What is expected: Please output the records below in full, exactly as given, but without the images.

[Items from a data source]

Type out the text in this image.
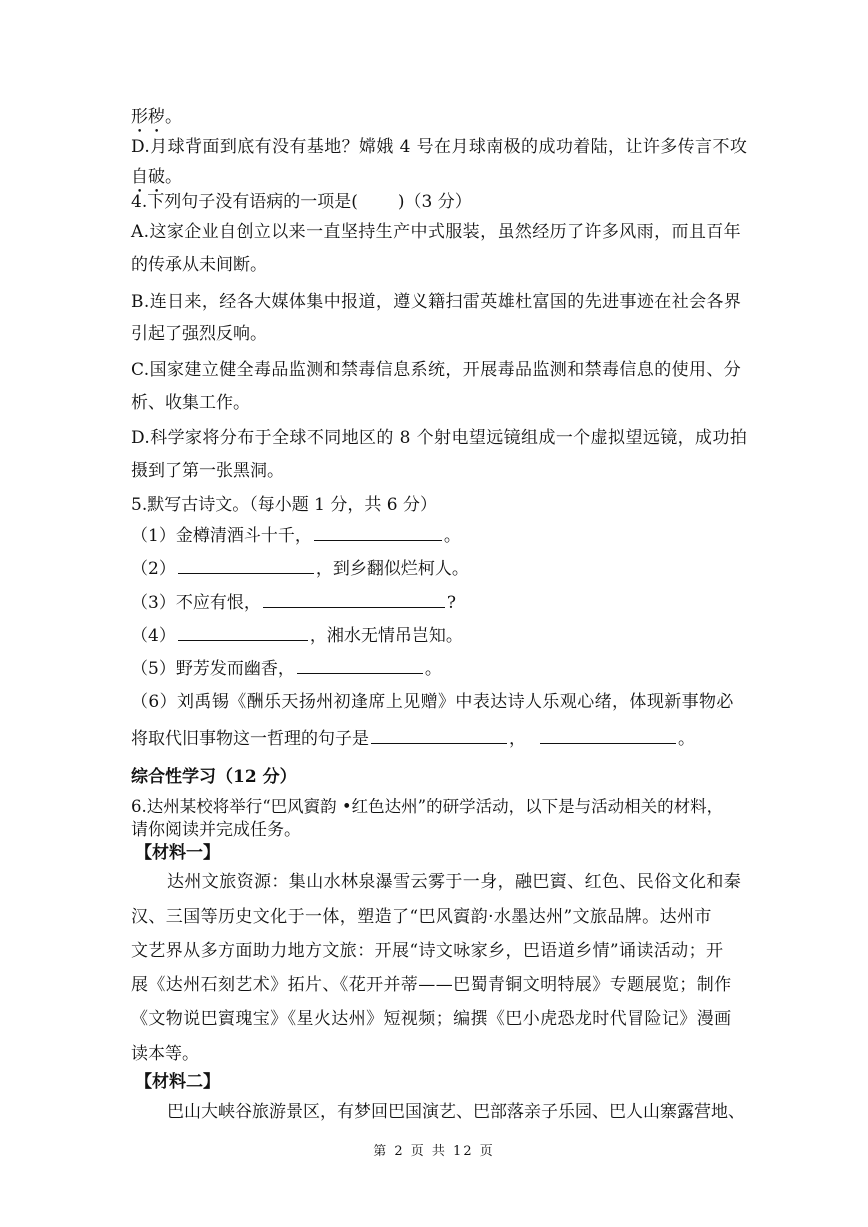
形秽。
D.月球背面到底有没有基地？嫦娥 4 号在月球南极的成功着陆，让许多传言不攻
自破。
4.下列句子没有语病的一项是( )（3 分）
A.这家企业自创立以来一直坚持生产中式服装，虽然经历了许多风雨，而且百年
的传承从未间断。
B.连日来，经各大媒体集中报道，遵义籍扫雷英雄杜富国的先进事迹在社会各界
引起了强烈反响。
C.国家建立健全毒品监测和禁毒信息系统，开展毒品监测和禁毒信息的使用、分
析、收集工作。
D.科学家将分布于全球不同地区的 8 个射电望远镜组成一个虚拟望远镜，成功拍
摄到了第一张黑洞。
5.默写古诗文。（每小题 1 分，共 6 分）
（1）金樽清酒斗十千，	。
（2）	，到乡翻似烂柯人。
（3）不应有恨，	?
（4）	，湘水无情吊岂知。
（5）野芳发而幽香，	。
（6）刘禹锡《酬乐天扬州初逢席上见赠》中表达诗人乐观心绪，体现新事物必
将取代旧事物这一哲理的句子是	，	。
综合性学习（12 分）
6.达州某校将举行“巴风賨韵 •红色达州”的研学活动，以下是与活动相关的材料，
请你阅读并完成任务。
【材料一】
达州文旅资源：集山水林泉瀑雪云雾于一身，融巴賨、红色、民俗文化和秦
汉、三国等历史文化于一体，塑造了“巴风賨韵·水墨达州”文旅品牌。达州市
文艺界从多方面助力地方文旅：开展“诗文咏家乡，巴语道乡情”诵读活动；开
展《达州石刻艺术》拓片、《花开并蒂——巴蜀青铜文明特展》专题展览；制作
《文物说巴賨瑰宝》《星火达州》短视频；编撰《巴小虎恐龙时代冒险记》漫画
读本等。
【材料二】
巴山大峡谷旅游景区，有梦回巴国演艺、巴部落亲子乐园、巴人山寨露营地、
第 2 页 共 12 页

Response to the task:
Type out the text in this image.
形秽。
D.月球背面到底有没有基地？嫦娥 4 号在月球南极的成功着陆，让许多传言不攻
自破。
4.下列句子没有语病的一项是( )（3 分）
A.这家企业自创立以来一直坚持生产中式服装，虽然经历了许多风雨，而且百年
的传承从未间断。
B.连日来，经各大媒体集中报道，遵义籍扫雷英雄杜富国的先进事迹在社会各界
引起了强烈反响。
C.国家建立健全毒品监测和禁毒信息系统，开展毒品监测和禁毒信息的使用、分
析、收集工作。
D.科学家将分布于全球不同地区的 8 个射电望远镜组成一个虚拟望远镜，成功拍
摄到了第一张黑洞。
5.默写古诗文。（每小题 1 分，共 6 分）
（1）金樽清酒斗十千，	。
（2）	，到乡翻似烂柯人。
（3）不应有恨，	?
（4）	，湘水无情吊岂知。
（5）野芳发而幽香，	。
（6）刘禹锡《酬乐天扬州初逢席上见赠》中表达诗人乐观心绪，体现新事物必
将取代旧事物这一哲理的句子是	，	。
综合性学习（12 分）
6.达州某校将举行“巴风賨韵 •红色达州”的研学活动，以下是与活动相关的材料，
请你阅读并完成任务。
【材料一】
达州文旅资源：集山水林泉瀑雪云雾于一身，融巴賨、红色、民俗文化和秦
汉、三国等历史文化于一体，塑造了“巴风賨韵·水墨达州”文旅品牌。达州市
文艺界从多方面助力地方文旅：开展“诗文咏家乡，巴语道乡情”诵读活动；开
展《达州石刻艺术》拓片、《花开并蒂——巴蜀青铜文明特展》专题展览；制作
《文物说巴賨瑰宝》《星火达州》短视频；编撰《巴小虎恐龙时代冒险记》漫画
读本等。
【材料二】
巴山大峡谷旅游景区，有梦回巴国演艺、巴部落亲子乐园、巴人山寨露营地、
第 2 页 共 12 页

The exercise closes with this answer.